### [REQUIRED TASK]
Rewrite the entries below, changing every "Bar" to "Rectangle" and leaving all other text exactly the same.

···

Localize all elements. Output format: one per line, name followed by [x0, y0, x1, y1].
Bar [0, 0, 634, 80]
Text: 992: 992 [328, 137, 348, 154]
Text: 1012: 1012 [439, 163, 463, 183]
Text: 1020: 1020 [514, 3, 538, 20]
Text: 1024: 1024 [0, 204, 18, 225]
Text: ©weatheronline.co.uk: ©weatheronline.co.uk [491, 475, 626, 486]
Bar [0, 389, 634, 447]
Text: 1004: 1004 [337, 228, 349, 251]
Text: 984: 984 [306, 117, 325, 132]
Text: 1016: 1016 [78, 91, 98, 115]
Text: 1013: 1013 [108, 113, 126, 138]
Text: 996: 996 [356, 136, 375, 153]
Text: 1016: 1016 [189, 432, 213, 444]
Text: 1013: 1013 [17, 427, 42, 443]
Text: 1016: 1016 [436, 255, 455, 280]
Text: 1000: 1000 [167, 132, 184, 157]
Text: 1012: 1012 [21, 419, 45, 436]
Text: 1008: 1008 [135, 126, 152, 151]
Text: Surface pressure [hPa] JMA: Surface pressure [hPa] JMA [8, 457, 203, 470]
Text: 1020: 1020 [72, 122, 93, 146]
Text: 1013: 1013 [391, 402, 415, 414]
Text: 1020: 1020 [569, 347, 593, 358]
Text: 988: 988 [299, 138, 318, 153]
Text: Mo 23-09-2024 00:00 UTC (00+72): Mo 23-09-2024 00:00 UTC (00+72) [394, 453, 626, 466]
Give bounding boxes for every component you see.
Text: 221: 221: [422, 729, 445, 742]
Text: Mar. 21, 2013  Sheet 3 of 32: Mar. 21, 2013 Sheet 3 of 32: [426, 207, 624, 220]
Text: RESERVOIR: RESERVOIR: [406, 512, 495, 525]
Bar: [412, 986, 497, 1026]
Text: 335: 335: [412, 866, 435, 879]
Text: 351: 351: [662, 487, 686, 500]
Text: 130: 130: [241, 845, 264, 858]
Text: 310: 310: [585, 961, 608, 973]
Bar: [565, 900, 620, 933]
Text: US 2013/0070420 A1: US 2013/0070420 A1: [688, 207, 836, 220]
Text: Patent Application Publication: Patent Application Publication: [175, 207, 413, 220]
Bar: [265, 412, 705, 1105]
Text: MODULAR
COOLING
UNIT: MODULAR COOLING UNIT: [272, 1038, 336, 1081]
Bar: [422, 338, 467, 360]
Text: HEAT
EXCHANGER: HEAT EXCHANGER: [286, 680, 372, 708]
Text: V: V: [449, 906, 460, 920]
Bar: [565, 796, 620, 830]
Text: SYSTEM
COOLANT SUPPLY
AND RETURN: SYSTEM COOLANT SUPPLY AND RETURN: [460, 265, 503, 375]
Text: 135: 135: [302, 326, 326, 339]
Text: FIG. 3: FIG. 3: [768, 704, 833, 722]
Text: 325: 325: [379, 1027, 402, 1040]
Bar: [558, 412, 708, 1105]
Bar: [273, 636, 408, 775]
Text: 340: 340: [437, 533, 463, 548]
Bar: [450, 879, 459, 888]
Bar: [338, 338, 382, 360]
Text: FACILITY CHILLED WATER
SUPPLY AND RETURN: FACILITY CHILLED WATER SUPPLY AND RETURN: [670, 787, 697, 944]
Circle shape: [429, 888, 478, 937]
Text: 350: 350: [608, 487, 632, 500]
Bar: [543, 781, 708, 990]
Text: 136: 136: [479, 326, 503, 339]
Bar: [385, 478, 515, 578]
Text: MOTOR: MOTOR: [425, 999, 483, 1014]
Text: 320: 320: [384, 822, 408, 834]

···

### [ANSWER TO THE EXERCISE]
Localize all elements. Output format: one per line, name followed by [x0, y0, x1, y1].
Rectangle [0, 0, 634, 80]
Text: 992: 992 [328, 137, 348, 154]
Text: 1012: 1012 [439, 163, 463, 183]
Text: 1020: 1020 [514, 3, 538, 20]
Text: 1024: 1024 [0, 204, 18, 225]
Text: ©weatheronline.co.uk: ©weatheronline.co.uk [491, 475, 626, 486]
Rectangle [0, 389, 634, 447]
Text: 1004: 1004 [337, 228, 349, 251]
Text: 984: 984 [306, 117, 325, 132]
Text: 1016: 1016 [78, 91, 98, 115]
Text: 1013: 1013 [108, 113, 126, 138]
Text: 996: 996 [356, 136, 375, 153]
Text: 1016: 1016 [189, 432, 213, 444]
Text: 1013: 1013 [17, 427, 42, 443]
Text: 1016: 1016 [436, 255, 455, 280]
Text: 1000: 1000 [167, 132, 184, 157]
Text: 1012: 1012 [21, 419, 45, 436]
Text: 1008: 1008 [135, 126, 152, 151]
Text: Surface pressure [hPa] JMA: Surface pressure [hPa] JMA [8, 457, 203, 470]
Text: 1020: 1020 [72, 122, 93, 146]
Text: 1013: 1013 [391, 402, 415, 414]
Text: 1020: 1020 [569, 347, 593, 358]
Text: 988: 988 [299, 138, 318, 153]
Text: Mo 23-09-2024 00:00 UTC (00+72): Mo 23-09-2024 00:00 UTC (00+72) [394, 453, 626, 466]
Give bounding boxes for every component you see.
Text: 221: 221: [422, 729, 445, 742]
Text: Mar. 21, 2013  Sheet 3 of 32: Mar. 21, 2013 Sheet 3 of 32: [426, 207, 624, 220]
Text: RESERVOIR: RESERVOIR: [406, 512, 495, 525]
Rectangle: [412, 986, 497, 1026]
Text: 335: 335: [412, 866, 435, 879]
Text: 351: 351: [662, 487, 686, 500]
Text: 130: 130: [241, 845, 264, 858]
Text: 310: 310: [585, 961, 608, 973]
Rectangle: [565, 900, 620, 933]
Text: US 2013/0070420 A1: US 2013/0070420 A1: [688, 207, 836, 220]
Text: Patent Application Publication: Patent Application Publication: [175, 207, 413, 220]
Rectangle: [265, 412, 705, 1105]
Text: MODULAR
COOLING
UNIT: MODULAR COOLING UNIT: [272, 1038, 336, 1081]
Rectangle: [422, 338, 467, 360]
Text: HEAT
EXCHANGER: HEAT EXCHANGER: [286, 680, 372, 708]
Text: V: V: [449, 906, 460, 920]
Rectangle: [565, 796, 620, 830]
Text: SYSTEM
COOLANT SUPPLY
AND RETURN: SYSTEM COOLANT SUPPLY AND RETURN: [460, 265, 503, 375]
Text: 135: 135: [302, 326, 326, 339]
Text: FIG. 3: FIG. 3: [768, 704, 833, 722]
Text: 325: 325: [379, 1027, 402, 1040]
Rectangle: [558, 412, 708, 1105]
Rectangle: [273, 636, 408, 775]
Text: 340: 340: [437, 533, 463, 548]
Rectangle: [450, 879, 459, 888]
Rectangle: [338, 338, 382, 360]
Text: FACILITY CHILLED WATER
SUPPLY AND RETURN: FACILITY CHILLED WATER SUPPLY AND RETURN: [670, 787, 697, 944]
Circle shape: [429, 888, 478, 937]
Text: 350: 350: [608, 487, 632, 500]
Rectangle: [543, 781, 708, 990]
Text: 136: 136: [479, 326, 503, 339]
Rectangle: [385, 478, 515, 578]
Text: MOTOR: MOTOR: [425, 999, 483, 1014]
Text: 320: 320: [384, 822, 408, 834]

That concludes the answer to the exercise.